▶ [Work to be completed] Every record that follows should be printed verbatim.

▶ [Records for the task]

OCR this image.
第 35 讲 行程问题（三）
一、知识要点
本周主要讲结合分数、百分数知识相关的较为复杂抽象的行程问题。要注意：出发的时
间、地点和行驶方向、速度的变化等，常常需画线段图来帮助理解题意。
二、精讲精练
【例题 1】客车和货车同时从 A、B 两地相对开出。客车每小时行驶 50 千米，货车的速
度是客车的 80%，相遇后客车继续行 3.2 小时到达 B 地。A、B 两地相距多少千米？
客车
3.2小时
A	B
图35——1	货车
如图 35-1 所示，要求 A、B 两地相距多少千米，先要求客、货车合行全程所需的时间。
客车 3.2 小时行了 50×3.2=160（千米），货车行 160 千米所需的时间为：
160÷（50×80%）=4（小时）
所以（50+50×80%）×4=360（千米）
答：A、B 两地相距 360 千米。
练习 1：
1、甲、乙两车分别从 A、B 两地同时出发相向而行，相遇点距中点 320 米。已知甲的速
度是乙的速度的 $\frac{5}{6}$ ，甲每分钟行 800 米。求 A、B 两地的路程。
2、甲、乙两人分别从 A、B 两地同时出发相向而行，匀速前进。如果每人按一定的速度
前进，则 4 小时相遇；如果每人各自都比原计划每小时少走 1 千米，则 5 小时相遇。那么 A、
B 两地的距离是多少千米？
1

▶ [Exercise answer]
OCR this image.
第 35 讲 行程问题（三）
一、知识要点
本周主要讲结合分数、百分数知识相关的较为复杂抽象的行程问题。要注意：出发的时
间、地点和行驶方向、速度的变化等，常常需画线段图来帮助理解题意。
二、精讲精练
【例题 1】客车和货车同时从 A、B 两地相对开出。客车每小时行驶 50 千米，货车的速
度是客车的 80%，相遇后客车继续行 3.2 小时到达 B 地。A、B 两地相距多少千米？
客车
3.2小时
A	B
图35——1	货车
如图 35-1 所示，要求 A、B 两地相距多少千米，先要求客、货车合行全程所需的时间。
客车 3.2 小时行了 50×3.2=160（千米），货车行 160 千米所需的时间为：
160÷（50×80%）=4（小时）
所以（50+50×80%）×4=360（千米）
答：A、B 两地相距 360 千米。
练习 1：
1、甲、乙两车分别从 A、B 两地同时出发相向而行，相遇点距中点 320 米。已知甲的速
度是乙的速度的 $\frac{5}{6}$ ，甲每分钟行 800 米。求 A、B 两地的路程。
2、甲、乙两人分别从 A、B 两地同时出发相向而行，匀速前进。如果每人按一定的速度
前进，则 4 小时相遇；如果每人各自都比原计划每小时少走 1 千米，则 5 小时相遇。那么 A、
B 两地的距离是多少千米？
1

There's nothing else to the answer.